Stored entries:

Start

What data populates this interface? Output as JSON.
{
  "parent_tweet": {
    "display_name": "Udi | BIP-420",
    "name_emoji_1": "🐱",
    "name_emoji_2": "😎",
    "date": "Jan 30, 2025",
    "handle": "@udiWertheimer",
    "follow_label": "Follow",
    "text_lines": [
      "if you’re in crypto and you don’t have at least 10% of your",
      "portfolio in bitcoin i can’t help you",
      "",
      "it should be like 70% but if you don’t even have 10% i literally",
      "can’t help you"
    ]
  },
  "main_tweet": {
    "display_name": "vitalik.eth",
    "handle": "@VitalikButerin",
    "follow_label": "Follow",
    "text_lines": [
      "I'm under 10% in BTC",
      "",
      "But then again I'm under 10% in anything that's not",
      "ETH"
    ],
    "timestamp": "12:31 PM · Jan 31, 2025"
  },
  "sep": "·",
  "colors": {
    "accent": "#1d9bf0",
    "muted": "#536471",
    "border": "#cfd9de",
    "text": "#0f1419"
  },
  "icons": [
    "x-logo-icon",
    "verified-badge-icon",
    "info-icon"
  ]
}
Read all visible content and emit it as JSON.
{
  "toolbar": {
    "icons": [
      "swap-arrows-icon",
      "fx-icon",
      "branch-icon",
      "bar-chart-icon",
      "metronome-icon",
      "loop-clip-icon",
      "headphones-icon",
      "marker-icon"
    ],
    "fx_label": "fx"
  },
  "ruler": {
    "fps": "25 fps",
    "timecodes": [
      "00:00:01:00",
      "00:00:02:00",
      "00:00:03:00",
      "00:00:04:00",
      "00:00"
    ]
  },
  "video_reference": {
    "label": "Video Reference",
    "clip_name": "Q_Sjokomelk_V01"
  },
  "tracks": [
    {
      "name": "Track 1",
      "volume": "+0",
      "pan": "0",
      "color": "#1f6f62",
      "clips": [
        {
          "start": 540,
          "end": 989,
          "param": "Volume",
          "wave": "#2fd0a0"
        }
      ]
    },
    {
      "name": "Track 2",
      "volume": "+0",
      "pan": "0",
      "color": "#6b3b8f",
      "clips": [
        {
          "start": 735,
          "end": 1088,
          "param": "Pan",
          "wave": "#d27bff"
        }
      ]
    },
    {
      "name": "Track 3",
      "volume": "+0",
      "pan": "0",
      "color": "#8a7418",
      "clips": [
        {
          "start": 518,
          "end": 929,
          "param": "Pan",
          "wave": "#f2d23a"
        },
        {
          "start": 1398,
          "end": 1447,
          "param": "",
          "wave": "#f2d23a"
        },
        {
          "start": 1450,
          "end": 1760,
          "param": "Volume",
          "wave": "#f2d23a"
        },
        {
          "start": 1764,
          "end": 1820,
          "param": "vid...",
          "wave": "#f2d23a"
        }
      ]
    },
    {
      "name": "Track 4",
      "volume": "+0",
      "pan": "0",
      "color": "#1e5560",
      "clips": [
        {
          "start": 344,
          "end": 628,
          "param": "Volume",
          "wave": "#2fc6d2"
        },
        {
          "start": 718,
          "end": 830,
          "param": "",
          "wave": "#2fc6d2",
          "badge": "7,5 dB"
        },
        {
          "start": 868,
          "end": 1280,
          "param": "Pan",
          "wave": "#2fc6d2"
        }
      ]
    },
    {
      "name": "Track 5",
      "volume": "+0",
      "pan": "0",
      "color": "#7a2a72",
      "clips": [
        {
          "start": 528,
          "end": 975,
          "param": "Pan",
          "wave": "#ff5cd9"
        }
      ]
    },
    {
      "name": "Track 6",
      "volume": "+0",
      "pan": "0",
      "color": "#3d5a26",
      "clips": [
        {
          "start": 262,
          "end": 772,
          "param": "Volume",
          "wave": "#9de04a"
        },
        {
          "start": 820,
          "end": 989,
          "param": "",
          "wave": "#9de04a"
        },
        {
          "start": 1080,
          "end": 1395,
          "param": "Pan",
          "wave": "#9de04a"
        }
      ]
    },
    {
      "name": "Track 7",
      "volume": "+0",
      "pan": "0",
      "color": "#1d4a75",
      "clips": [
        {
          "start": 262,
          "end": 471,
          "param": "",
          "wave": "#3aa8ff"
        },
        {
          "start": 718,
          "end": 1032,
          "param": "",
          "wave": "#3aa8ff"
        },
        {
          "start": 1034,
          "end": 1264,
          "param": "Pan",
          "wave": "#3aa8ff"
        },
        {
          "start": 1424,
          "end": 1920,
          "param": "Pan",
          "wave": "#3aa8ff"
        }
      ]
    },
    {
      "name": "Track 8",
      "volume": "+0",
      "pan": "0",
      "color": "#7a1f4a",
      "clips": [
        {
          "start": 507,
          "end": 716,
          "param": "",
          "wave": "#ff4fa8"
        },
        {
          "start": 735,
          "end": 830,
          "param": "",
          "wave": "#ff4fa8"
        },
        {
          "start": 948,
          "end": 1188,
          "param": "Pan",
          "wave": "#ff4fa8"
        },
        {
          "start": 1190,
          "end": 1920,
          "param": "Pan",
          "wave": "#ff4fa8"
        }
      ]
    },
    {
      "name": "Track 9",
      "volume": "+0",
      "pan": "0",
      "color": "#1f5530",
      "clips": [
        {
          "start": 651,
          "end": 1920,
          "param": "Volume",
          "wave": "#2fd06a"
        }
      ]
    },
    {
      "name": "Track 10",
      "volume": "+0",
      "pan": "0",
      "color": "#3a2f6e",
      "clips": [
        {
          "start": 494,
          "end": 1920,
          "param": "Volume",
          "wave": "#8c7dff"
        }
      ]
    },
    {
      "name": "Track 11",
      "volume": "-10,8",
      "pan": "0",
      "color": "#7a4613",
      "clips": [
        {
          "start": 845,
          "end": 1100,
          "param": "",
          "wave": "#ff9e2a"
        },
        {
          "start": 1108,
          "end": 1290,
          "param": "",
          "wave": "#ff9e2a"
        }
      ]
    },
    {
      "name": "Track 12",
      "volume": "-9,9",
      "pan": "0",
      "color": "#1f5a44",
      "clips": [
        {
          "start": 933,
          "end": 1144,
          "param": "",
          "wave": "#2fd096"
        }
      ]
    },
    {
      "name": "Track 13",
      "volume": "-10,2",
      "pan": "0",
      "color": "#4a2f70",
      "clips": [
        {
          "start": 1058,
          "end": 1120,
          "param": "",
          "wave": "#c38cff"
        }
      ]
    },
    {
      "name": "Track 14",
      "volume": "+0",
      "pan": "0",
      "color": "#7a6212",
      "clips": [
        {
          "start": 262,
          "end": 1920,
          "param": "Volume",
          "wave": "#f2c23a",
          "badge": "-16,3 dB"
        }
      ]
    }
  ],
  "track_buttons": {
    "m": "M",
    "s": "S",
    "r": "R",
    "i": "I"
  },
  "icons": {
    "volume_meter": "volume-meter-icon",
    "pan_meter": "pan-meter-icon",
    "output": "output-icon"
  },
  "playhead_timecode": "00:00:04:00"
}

End

DIRECTIONS: Return every record, word for word.

WORKED SOLUTION:
What data populates this interface? Output as JSON.
{
  "parent_tweet": {
    "display_name": "Udi | BIP-420",
    "name_emoji_1": "🐱",
    "name_emoji_2": "😎",
    "date": "Jan 30, 2025",
    "handle": "@udiWertheimer",
    "follow_label": "Follow",
    "text_lines": [
      "if you’re in crypto and you don’t have at least 10% of your",
      "portfolio in bitcoin i can’t help you",
      "",
      "it should be like 70% but if you don’t even have 10% i literally",
      "can’t help you"
    ]
  },
  "main_tweet": {
    "display_name": "vitalik.eth",
    "handle": "@VitalikButerin",
    "follow_label": "Follow",
    "text_lines": [
      "I'm under 10% in BTC",
      "",
      "But then again I'm under 10% in anything that's not",
      "ETH"
    ],
    "timestamp": "12:31 PM · Jan 31, 2025"
  },
  "sep": "·",
  "colors": {
    "accent": "#1d9bf0",
    "muted": "#536471",
    "border": "#cfd9de",
    "text": "#0f1419"
  },
  "icons": [
    "x-logo-icon",
    "verified-badge-icon",
    "info-icon"
  ]
}
Read all visible content and emit it as JSON.
{
  "toolbar": {
    "icons": [
      "swap-arrows-icon",
      "fx-icon",
      "branch-icon",
      "bar-chart-icon",
      "metronome-icon",
      "loop-clip-icon",
      "headphones-icon",
      "marker-icon"
    ],
    "fx_label": "fx"
  },
  "ruler": {
    "fps": "25 fps",
    "timecodes": [
      "00:00:01:00",
      "00:00:02:00",
      "00:00:03:00",
      "00:00:04:00",
      "00:00"
    ]
  },
  "video_reference": {
    "label": "Video Reference",
    "clip_name": "Q_Sjokomelk_V01"
  },
  "tracks": [
    {
      "name": "Track 1",
      "volume": "+0",
      "pan": "0",
      "color": "#1f6f62",
      "clips": [
        {
          "start": 540,
          "end": 989,
          "param": "Volume",
          "wave": "#2fd0a0"
        }
      ]
    },
    {
      "name": "Track 2",
      "volume": "+0",
      "pan": "0",
      "color": "#6b3b8f",
      "clips": [
        {
          "start": 735,
          "end": 1088,
          "param": "Pan",
          "wave": "#d27bff"
        }
      ]
    },
    {
      "name": "Track 3",
      "volume": "+0",
      "pan": "0",
      "color": "#8a7418",
      "clips": [
        {
          "start": 518,
          "end": 929,
          "param": "Pan",
          "wave": "#f2d23a"
        },
        {
          "start": 1398,
          "end": 1447,
          "param": "",
          "wave": "#f2d23a"
        },
        {
          "start": 1450,
          "end": 1760,
          "param": "Volume",
          "wave": "#f2d23a"
        },
        {
          "start": 1764,
          "end": 1820,
          "param": "vid...",
          "wave": "#f2d23a"
        }
      ]
    },
    {
      "name": "Track 4",
      "volume": "+0",
      "pan": "0",
      "color": "#1e5560",
      "clips": [
        {
          "start": 344,
          "end": 628,
          "param": "Volume",
          "wave": "#2fc6d2"
        },
        {
          "start": 718,
          "end": 830,
          "param": "",
          "wave": "#2fc6d2",
          "badge": "7,5 dB"
        },
        {
          "start": 868,
          "end": 1280,
          "param": "Pan",
          "wave": "#2fc6d2"
        }
      ]
    },
    {
      "name": "Track 5",
      "volume": "+0",
      "pan": "0",
      "color": "#7a2a72",
      "clips": [
        {
          "start": 528,
          "end": 975,
          "param": "Pan",
          "wave": "#ff5cd9"
        }
      ]
    },
    {
      "name": "Track 6",
      "volume": "+0",
      "pan": "0",
      "color": "#3d5a26",
      "clips": [
        {
          "start": 262,
          "end": 772,
          "param": "Volume",
          "wave": "#9de04a"
        },
        {
          "start": 820,
          "end": 989,
          "param": "",
          "wave": "#9de04a"
        },
        {
          "start": 1080,
          "end": 1395,
          "param": "Pan",
          "wave": "#9de04a"
        }
      ]
    },
    {
      "name": "Track 7",
      "volume": "+0",
      "pan": "0",
      "color": "#1d4a75",
      "clips": [
        {
          "start": 262,
          "end": 471,
          "param": "",
          "wave": "#3aa8ff"
        },
        {
          "start": 718,
          "end": 1032,
          "param": "",
          "wave": "#3aa8ff"
        },
        {
          "start": 1034,
          "end": 1264,
          "param": "Pan",
          "wave": "#3aa8ff"
        },
        {
          "start": 1424,
          "end": 1920,
          "param": "Pan",
          "wave": "#3aa8ff"
        }
      ]
    },
    {
      "name": "Track 8",
      "volume": "+0",
      "pan": "0",
      "color": "#7a1f4a",
      "clips": [
        {
          "start": 507,
          "end": 716,
          "param": "",
          "wave": "#ff4fa8"
        },
        {
          "start": 735,
          "end": 830,
          "param": "",
          "wave": "#ff4fa8"
        },
        {
          "start": 948,
          "end": 1188,
          "param": "Pan",
          "wave": "#ff4fa8"
        },
        {
          "start": 1190,
          "end": 1920,
          "param": "Pan",
          "wave": "#ff4fa8"
        }
      ]
    },
    {
      "name": "Track 9",
      "volume": "+0",
      "pan": "0",
      "color": "#1f5530",
      "clips": [
        {
          "start": 651,
          "end": 1920,
          "param": "Volume",
          "wave": "#2fd06a"
        }
      ]
    },
    {
      "name": "Track 10",
      "volume": "+0",
      "pan": "0",
      "color": "#3a2f6e",
      "clips": [
        {
          "start": 494,
          "end": 1920,
          "param": "Volume",
          "wave": "#8c7dff"
        }
      ]
    },
    {
      "name": "Track 11",
      "volume": "-10,8",
      "pan": "0",
      "color": "#7a4613",
      "clips": [
        {
          "start": 845,
          "end": 1100,
          "param": "",
          "wave": "#ff9e2a"
        },
        {
          "start": 1108,
          "end": 1290,
          "param": "",
          "wave": "#ff9e2a"
        }
      ]
    },
    {
      "name": "Track 12",
      "volume": "-9,9",
      "pan": "0",
      "color": "#1f5a44",
      "clips": [
        {
          "start": 933,
          "end": 1144,
          "param": "",
          "wave": "#2fd096"
        }
      ]
    },
    {
      "name": "Track 13",
      "volume": "-10,2",
      "pan": "0",
      "color": "#4a2f70",
      "clips": [
        {
          "start": 1058,
          "end": 1120,
          "param": "",
          "wave": "#c38cff"
        }
      ]
    },
    {
      "name": "Track 14",
      "volume": "+0",
      "pan": "0",
      "color": "#7a6212",
      "clips": [
        {
          "start": 262,
          "end": 1920,
          "param": "Volume",
          "wave": "#f2c23a",
          "badge": "-16,3 dB"
        }
      ]
    }
  ],
  "track_buttons": {
    "m": "M",
    "s": "S",
    "r": "R",
    "i": "I"
  },
  "icons": {
    "volume_meter": "volume-meter-icon",
    "pan_meter": "pan-meter-icon",
    "output": "output-icon"
  },
  "playhead_timecode": "00:00:04:00"
}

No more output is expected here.